[[ DATASET CONTENT, beginning ]]
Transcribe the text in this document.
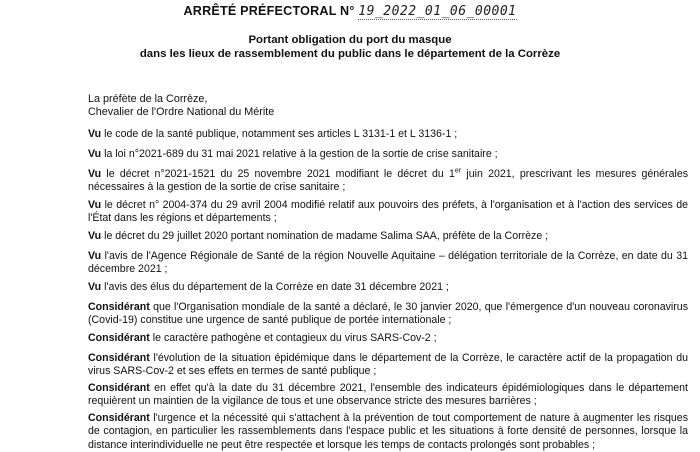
ARRÊTÉ PRÉFECTORAL N° 19_2022_01_06_00001
Portant obligation du port du masque
dans les lieux de rassemblement du public dans le département de la Corrèze
La préfète de la Corrèze,
Chevalier de l'Ordre National du Mérite
Vu le code de la santé publique, notamment ses articles L 3131-1 et L 3136-1 ;
Vu la loi n°2021-689 du 31 mai 2021 relative à la gestion de la sortie de crise sanitaire ;
Vu le décret n°2021-1521 du 25 novembre 2021 modifiant le décret du 1er juin 2021, prescrivant les mesures générales nécessaires à la gestion de la sortie de crise sanitaire ;
Vu le décret n° 2004-374 du 29 avril 2004 modifié relatif aux pouvoirs des préfets, à l'organisation et à l'action des services de l'État dans les régions et départements ;
Vu le décret du 29 juillet 2020 portant nomination de madame Salima SAA, préfète de la Corrèze ;
Vu l'avis de l'Agence Régionale de Santé de la région Nouvelle Aquitaine – délégation territoriale de la Corrèze, en date du 31 décembre 2021 ;
Vu l'avis des élus du département de la Corrèze en date 31 décembre 2021 ;
Considérant que l'Organisation mondiale de la santé a déclaré, le 30 janvier 2020, que l'émergence d'un nouveau coronavirus (Covid-19) constitue une urgence de santé publique de portée internationale ;
Considérant le caractère pathogène et contagieux du virus SARS-Cov-2 ;
Considérant l'évolution de la situation épidémique dans le département de la Corrèze, le caractère actif de la propagation du virus SARS-Cov-2 et ses effets en termes de santé publique ;
Considérant en effet qu'à la date du 31 décembre 2021, l'ensemble des indicateurs épidémiologiques dans le département requièrent un maintien de la vigilance de tous et une observance stricte des mesures barrières ;
Considérant l'urgence et la nécessité qui s'attachent à la prévention de tout comportement de nature à augmenter les risques de contagion, en particulier les rassemblements dans l'espace public et les situations à forte densité de personnes, lorsque la distance interindividuelle ne peut être respectée et lorsque les temps de contacts prolongés sont probables ;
[[ DATASET CONTENT, end ]]
• **REQUIREMENT**: The lines needed are those in the data above that hold the string "Considérant"; copy each of them.

• **REPLY**:
Considérant que l'Organisation mondiale de la santé a déclaré, le 30 janvier 2020, que l'émergence d'un nouveau coronavirus (Covid-19) constitue une urgence de santé publique de portée internationale ;
Considérant le caractère pathogène et contagieux du virus SARS-Cov-2 ;
Considérant l'évolution de la situation épidémique dans le département de la Corrèze, le caractère actif de la propagation du virus SARS-Cov-2 et ses effets en termes de santé publique ;
Considérant en effet qu'à la date du 31 décembre 2021, l'ensemble des indicateurs épidémiologiques dans le département requièrent un maintien de la vigilance de tous et une observance stricte des mesures barrières ;
Considérant l'urgence et la nécessité qui s'attachent à la prévention de tout comportement de nature à augmenter les risques de contagion, en particulier les rassemblements dans l'espace public et les situations à forte densité de personnes, lorsque la distance interindividuelle ne peut être respectée et lorsque les temps de contacts prolongés sont probables ;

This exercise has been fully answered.